▶ _Directions_
Look through the records below, count the lines with the word "this", and reply with only the number.

┏━━

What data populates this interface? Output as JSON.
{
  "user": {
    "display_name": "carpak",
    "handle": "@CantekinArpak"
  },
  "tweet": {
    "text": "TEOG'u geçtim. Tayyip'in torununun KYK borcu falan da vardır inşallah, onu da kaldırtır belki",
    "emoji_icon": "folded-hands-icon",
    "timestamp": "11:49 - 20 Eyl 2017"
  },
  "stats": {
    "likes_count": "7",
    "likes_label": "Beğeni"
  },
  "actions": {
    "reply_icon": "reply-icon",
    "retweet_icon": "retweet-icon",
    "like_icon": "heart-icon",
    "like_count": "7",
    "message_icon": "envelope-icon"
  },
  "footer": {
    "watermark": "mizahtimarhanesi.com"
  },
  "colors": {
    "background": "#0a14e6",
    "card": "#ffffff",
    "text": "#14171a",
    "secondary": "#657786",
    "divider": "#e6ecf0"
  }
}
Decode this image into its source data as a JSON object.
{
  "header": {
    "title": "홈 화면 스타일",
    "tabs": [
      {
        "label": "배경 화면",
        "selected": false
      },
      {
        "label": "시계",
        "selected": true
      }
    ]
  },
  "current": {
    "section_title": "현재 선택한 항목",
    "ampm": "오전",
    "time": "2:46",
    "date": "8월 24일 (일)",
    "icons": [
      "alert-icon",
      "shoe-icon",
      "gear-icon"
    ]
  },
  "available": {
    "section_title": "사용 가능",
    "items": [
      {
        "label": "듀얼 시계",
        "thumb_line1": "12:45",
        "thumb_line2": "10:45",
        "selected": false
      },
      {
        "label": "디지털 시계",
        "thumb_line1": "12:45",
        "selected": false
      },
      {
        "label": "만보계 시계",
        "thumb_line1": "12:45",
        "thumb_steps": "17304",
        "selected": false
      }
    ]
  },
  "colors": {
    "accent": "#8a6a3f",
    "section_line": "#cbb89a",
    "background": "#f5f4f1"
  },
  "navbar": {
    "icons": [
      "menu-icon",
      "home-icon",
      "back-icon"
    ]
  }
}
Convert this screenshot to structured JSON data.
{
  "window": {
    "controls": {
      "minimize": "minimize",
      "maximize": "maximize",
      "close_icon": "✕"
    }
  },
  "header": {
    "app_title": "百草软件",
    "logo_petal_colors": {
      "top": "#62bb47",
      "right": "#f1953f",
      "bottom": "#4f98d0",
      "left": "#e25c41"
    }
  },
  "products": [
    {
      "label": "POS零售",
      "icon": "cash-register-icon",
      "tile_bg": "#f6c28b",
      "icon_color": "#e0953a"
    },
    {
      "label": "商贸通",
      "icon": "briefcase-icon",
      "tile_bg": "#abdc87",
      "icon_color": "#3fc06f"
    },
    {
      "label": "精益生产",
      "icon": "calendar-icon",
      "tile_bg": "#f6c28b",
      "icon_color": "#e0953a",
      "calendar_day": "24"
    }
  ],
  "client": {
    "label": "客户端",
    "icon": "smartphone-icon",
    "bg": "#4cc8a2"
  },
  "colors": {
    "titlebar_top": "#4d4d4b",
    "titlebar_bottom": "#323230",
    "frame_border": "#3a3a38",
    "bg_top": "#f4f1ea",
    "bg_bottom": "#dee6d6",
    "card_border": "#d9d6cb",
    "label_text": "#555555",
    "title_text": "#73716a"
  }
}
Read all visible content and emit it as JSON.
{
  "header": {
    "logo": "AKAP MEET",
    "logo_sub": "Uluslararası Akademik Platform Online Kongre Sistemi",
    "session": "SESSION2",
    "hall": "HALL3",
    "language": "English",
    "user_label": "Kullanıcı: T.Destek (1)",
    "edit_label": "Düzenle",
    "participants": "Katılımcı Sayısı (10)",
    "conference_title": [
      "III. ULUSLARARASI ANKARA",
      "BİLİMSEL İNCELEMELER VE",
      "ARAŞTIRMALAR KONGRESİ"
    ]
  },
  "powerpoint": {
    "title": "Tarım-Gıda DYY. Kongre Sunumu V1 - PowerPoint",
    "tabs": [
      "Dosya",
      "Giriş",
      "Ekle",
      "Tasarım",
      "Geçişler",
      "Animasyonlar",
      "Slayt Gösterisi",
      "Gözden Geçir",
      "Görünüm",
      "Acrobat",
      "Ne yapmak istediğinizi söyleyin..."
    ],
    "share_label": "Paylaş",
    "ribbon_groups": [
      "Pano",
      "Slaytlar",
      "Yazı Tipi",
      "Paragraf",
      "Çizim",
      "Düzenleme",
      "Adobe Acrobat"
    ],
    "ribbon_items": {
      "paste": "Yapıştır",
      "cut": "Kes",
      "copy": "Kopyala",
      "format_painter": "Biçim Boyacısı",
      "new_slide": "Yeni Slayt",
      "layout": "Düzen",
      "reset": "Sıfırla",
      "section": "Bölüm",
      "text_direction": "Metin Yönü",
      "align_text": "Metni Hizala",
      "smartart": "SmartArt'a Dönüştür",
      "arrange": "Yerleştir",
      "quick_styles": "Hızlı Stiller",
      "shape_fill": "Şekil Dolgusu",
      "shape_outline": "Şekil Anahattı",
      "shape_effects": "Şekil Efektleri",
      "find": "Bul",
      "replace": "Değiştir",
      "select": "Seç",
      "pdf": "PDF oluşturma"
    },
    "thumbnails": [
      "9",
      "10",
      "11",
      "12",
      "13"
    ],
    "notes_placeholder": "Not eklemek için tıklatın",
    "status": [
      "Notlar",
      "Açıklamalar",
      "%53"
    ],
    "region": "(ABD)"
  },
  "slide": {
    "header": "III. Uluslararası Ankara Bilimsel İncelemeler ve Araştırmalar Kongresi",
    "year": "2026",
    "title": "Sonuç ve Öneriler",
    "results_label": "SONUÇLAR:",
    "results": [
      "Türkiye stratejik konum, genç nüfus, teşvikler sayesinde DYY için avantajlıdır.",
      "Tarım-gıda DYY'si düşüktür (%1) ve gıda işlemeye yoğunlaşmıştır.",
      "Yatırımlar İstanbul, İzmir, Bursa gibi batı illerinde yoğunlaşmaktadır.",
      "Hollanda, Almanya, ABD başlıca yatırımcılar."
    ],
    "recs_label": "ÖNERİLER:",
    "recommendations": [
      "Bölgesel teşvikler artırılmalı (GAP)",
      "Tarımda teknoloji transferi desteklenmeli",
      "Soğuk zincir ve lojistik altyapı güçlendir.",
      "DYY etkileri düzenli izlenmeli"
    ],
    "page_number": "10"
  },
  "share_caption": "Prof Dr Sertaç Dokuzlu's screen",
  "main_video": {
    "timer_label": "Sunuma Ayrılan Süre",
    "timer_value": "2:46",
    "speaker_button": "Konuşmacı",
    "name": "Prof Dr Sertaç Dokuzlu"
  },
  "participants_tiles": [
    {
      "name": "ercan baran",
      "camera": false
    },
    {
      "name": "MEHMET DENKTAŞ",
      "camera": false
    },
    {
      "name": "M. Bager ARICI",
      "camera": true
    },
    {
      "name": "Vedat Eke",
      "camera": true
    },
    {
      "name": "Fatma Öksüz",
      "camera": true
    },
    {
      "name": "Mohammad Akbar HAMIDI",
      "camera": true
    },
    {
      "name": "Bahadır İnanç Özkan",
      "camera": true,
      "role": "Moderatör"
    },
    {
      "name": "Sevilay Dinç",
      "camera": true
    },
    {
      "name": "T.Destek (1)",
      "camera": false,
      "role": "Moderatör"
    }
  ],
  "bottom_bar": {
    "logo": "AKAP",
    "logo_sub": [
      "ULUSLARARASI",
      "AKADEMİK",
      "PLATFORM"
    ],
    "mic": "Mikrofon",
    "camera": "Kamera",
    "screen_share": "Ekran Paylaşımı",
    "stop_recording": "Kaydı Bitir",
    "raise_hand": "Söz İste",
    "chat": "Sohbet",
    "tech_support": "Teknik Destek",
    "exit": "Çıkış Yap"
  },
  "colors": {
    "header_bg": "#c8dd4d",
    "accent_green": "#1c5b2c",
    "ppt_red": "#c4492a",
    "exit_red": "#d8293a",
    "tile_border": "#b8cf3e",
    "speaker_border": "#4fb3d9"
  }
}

┗━━

▶ _Finished task_
3